Exercise task =>
From the entries below, copy every line where the string "true" appears.

(Figure contents as structured data)
- - - - - - -

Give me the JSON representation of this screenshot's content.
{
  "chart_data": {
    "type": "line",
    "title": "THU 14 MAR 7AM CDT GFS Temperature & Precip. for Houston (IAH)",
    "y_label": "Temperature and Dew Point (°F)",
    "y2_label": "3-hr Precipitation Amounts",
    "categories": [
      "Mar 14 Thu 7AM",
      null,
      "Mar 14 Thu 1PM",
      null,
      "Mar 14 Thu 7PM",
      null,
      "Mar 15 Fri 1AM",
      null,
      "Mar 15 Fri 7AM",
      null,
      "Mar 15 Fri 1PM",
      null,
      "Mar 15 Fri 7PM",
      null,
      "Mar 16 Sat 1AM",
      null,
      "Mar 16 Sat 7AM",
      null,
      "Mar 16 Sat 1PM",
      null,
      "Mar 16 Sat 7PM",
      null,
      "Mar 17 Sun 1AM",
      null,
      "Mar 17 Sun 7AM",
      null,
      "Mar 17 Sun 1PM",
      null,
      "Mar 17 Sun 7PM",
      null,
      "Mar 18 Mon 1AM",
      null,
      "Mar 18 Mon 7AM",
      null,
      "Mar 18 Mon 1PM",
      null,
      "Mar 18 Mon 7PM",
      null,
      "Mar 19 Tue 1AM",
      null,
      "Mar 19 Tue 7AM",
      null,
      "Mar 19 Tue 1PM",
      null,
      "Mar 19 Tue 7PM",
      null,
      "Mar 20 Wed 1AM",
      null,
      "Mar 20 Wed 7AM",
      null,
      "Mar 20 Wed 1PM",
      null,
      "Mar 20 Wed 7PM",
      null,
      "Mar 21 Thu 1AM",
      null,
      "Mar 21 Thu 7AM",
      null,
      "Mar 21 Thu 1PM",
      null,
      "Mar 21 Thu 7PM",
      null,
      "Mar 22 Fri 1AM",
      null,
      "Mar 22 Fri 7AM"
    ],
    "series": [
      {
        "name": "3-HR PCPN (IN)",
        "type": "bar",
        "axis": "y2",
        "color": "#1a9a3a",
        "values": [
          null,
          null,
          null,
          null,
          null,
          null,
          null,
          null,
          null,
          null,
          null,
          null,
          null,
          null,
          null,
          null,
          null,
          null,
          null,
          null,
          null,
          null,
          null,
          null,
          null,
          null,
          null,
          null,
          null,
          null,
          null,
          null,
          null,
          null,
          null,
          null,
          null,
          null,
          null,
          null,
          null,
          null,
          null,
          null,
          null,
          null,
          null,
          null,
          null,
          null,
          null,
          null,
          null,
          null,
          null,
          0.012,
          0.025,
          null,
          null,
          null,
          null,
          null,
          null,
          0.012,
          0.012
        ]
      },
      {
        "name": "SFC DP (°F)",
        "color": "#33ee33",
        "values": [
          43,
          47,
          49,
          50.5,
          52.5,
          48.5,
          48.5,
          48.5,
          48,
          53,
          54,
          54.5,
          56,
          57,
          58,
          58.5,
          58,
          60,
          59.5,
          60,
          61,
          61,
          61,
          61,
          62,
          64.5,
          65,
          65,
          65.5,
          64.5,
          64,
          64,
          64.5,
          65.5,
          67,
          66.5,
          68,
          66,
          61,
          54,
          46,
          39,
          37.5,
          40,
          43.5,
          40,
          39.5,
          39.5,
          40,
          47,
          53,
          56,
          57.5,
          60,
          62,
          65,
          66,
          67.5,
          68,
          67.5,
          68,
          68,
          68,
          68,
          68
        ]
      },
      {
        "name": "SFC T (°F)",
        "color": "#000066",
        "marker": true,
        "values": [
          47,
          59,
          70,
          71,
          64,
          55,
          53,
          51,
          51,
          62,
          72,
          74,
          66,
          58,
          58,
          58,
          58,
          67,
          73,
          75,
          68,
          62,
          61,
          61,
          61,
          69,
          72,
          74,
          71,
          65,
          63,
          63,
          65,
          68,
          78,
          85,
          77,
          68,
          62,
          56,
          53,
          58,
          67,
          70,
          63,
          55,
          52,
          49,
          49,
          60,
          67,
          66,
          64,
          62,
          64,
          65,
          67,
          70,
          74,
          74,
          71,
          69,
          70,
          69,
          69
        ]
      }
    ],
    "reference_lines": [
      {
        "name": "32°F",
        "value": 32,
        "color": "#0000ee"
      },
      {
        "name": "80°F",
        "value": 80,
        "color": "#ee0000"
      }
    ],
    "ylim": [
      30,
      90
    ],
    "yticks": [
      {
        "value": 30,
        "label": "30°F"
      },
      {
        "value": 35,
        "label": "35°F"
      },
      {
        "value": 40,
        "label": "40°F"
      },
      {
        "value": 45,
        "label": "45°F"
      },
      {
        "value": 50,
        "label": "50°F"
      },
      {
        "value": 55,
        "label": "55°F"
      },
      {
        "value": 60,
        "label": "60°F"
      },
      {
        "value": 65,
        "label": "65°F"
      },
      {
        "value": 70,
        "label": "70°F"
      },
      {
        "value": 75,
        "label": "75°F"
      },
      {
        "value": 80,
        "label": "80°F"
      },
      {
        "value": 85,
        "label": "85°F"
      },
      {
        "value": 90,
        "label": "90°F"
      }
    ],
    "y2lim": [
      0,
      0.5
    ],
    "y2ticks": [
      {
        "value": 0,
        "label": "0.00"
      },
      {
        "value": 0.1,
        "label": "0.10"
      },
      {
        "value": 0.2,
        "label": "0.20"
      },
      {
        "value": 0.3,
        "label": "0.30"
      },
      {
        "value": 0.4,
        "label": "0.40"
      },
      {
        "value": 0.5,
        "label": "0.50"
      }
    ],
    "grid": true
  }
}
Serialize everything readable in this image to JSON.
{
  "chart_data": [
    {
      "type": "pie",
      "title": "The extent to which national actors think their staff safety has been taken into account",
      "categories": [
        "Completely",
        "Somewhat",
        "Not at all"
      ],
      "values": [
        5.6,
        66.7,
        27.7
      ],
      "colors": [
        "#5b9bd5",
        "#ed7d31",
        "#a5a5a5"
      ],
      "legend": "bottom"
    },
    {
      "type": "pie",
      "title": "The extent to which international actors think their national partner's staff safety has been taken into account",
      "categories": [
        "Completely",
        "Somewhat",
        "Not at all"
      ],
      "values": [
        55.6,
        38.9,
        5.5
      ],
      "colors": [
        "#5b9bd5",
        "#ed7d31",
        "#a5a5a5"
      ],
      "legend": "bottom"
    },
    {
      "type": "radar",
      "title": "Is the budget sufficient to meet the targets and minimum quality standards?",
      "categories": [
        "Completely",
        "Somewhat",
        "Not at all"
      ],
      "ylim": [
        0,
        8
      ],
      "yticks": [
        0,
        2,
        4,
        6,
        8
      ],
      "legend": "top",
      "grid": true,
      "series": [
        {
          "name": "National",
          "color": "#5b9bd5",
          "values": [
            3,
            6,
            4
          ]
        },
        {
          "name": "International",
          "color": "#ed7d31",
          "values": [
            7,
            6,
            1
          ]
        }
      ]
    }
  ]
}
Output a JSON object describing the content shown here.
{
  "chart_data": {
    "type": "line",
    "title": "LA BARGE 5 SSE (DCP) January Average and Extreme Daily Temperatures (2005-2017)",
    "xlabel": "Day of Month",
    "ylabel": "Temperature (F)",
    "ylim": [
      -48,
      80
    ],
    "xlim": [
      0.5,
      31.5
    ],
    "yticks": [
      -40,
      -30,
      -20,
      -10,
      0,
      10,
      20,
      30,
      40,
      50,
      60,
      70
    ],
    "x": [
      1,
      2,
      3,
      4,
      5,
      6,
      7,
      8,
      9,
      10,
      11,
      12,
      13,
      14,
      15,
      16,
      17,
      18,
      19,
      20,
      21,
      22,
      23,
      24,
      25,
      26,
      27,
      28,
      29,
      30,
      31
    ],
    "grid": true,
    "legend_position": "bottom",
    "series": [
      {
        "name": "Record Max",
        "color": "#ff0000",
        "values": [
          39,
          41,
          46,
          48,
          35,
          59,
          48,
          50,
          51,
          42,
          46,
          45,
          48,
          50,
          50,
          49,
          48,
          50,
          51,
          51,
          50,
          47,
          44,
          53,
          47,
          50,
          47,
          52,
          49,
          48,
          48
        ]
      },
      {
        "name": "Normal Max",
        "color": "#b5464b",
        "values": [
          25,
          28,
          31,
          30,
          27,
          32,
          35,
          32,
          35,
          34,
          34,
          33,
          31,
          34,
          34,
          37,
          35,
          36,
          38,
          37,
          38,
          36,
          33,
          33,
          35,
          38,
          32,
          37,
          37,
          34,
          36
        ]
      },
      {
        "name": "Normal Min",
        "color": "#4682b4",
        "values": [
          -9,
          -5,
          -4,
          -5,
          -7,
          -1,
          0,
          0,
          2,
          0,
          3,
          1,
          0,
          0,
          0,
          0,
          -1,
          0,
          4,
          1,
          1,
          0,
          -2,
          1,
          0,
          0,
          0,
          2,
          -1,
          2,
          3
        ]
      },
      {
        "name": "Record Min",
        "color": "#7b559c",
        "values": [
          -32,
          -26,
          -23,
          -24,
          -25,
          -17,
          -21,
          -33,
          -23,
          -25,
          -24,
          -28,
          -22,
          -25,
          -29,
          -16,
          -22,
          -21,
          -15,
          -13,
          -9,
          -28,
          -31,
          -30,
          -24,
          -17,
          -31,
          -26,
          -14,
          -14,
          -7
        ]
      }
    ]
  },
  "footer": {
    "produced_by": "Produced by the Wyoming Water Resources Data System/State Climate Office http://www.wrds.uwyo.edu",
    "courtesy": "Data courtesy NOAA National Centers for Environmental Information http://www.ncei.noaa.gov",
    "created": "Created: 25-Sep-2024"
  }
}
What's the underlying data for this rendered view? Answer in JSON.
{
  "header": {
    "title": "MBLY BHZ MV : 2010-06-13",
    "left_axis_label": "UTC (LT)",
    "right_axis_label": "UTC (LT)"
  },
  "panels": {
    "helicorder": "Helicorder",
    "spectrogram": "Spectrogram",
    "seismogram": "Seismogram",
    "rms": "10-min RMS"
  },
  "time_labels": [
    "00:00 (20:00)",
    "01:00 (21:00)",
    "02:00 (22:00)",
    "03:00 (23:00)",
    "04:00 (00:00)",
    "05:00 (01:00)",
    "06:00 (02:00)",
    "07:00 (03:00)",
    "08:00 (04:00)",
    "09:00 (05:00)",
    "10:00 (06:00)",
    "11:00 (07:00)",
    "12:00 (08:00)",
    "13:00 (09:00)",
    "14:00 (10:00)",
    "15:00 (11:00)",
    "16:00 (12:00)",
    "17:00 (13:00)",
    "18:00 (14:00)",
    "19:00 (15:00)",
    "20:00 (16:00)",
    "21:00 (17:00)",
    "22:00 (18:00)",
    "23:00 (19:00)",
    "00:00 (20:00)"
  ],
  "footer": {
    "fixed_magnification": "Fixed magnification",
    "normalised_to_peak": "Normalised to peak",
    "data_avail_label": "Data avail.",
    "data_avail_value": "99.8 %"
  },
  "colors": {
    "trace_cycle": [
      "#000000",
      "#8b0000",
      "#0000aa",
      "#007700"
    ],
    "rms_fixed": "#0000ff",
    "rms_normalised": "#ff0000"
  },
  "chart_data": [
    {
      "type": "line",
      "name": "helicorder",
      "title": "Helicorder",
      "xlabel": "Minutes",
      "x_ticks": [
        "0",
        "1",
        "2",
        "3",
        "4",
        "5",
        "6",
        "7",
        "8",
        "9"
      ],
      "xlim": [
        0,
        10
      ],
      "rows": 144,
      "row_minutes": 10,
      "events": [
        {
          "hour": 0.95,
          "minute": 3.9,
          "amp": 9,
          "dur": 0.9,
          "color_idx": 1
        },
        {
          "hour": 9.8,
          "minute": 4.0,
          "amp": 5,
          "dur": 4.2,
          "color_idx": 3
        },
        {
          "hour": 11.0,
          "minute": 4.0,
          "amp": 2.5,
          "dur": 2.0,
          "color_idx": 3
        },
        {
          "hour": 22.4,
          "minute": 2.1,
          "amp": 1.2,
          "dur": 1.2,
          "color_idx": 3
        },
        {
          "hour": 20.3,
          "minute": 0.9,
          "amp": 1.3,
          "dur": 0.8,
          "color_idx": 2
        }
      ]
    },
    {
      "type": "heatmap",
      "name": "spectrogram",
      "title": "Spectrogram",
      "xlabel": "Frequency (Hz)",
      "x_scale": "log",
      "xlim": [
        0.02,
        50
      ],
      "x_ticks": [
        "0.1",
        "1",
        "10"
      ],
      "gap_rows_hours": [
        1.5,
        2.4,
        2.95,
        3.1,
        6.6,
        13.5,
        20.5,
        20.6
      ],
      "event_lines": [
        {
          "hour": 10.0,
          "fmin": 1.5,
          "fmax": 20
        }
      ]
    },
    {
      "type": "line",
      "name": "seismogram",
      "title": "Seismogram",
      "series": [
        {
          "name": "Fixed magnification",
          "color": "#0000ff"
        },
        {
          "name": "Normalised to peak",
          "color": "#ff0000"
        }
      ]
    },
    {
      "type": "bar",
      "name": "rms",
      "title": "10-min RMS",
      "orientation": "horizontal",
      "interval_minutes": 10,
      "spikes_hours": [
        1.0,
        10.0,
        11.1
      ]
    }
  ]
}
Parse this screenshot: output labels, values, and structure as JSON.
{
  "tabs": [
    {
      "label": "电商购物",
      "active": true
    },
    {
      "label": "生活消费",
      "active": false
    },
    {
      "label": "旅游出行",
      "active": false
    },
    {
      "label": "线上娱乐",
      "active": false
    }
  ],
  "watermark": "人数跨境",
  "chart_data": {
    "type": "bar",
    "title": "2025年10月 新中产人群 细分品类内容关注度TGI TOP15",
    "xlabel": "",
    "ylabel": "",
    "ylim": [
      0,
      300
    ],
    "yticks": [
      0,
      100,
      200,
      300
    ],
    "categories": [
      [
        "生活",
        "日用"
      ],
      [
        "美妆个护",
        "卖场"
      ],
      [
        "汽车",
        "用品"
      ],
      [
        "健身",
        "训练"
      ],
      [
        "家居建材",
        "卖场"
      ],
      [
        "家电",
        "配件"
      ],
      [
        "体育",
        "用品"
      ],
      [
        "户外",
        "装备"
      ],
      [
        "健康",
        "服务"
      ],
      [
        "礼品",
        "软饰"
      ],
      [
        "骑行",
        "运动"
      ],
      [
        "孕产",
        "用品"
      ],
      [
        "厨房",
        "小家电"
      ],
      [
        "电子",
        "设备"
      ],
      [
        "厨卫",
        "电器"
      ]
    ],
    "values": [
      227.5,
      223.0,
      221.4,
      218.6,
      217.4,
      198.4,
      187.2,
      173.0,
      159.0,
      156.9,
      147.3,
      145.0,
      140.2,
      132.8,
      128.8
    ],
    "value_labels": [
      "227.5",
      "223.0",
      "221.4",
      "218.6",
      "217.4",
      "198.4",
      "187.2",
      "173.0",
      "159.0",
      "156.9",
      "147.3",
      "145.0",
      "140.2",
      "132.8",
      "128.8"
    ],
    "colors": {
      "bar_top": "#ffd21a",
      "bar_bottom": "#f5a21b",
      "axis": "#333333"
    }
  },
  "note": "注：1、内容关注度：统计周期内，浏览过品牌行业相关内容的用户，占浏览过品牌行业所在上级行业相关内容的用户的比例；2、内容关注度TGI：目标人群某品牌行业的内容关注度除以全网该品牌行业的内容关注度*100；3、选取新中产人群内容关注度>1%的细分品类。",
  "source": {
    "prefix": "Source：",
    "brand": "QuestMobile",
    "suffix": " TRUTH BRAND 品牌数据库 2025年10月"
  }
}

- - - - - - -

Complete answer =>
        "marker": true,
    "grid": true
      "grid": true,
    "grid": true,
      "active": true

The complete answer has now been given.